---------- Records provided

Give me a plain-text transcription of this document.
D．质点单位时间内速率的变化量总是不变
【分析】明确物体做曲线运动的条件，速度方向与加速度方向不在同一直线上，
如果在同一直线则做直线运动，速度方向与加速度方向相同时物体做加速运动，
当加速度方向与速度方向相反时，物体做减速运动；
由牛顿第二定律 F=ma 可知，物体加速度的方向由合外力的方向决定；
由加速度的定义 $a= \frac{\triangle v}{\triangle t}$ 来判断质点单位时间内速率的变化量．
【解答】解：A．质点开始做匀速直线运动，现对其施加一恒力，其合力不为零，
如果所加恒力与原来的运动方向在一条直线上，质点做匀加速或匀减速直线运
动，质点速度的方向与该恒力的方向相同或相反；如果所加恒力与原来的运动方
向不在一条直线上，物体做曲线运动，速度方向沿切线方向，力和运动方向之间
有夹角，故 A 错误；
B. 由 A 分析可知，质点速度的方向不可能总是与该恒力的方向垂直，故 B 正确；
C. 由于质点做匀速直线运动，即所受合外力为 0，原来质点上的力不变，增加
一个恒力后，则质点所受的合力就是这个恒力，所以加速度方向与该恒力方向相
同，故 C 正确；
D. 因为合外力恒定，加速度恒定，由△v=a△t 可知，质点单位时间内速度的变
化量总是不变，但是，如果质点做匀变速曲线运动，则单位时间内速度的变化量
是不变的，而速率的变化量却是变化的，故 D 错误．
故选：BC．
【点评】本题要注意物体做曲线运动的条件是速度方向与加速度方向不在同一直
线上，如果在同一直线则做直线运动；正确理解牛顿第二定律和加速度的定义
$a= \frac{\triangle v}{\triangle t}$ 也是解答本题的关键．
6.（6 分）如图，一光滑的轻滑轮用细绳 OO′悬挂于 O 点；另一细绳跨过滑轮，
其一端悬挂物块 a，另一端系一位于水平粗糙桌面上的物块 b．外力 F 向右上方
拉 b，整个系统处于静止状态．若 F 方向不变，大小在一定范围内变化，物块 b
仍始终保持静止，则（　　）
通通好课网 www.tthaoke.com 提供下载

--------------------

__Directions for this task__
Copy out the whole listing exactly as written.

__Response to this task__
Give me a plain-text transcription of this document.
D．质点单位时间内速率的变化量总是不变
【分析】明确物体做曲线运动的条件，速度方向与加速度方向不在同一直线上，
如果在同一直线则做直线运动，速度方向与加速度方向相同时物体做加速运动，
当加速度方向与速度方向相反时，物体做减速运动；
由牛顿第二定律 F=ma 可知，物体加速度的方向由合外力的方向决定；
由加速度的定义 $a= \frac{\triangle v}{\triangle t}$ 来判断质点单位时间内速率的变化量．
【解答】解：A．质点开始做匀速直线运动，现对其施加一恒力，其合力不为零，
如果所加恒力与原来的运动方向在一条直线上，质点做匀加速或匀减速直线运
动，质点速度的方向与该恒力的方向相同或相反；如果所加恒力与原来的运动方
向不在一条直线上，物体做曲线运动，速度方向沿切线方向，力和运动方向之间
有夹角，故 A 错误；
B. 由 A 分析可知，质点速度的方向不可能总是与该恒力的方向垂直，故 B 正确；
C. 由于质点做匀速直线运动，即所受合外力为 0，原来质点上的力不变，增加
一个恒力后，则质点所受的合力就是这个恒力，所以加速度方向与该恒力方向相
同，故 C 正确；
D. 因为合外力恒定，加速度恒定，由△v=a△t 可知，质点单位时间内速度的变
化量总是不变，但是，如果质点做匀变速曲线运动，则单位时间内速度的变化量
是不变的，而速率的变化量却是变化的，故 D 错误．
故选：BC．
【点评】本题要注意物体做曲线运动的条件是速度方向与加速度方向不在同一直
线上，如果在同一直线则做直线运动；正确理解牛顿第二定律和加速度的定义
$a= \frac{\triangle v}{\triangle t}$ 也是解答本题的关键．
6.（6 分）如图，一光滑的轻滑轮用细绳 OO′悬挂于 O 点；另一细绳跨过滑轮，
其一端悬挂物块 a，另一端系一位于水平粗糙桌面上的物块 b．外力 F 向右上方
拉 b，整个系统处于静止状态．若 F 方向不变，大小在一定范围内变化，物块 b
仍始终保持静止，则（　　）
通通好课网 www.tthaoke.com 提供下载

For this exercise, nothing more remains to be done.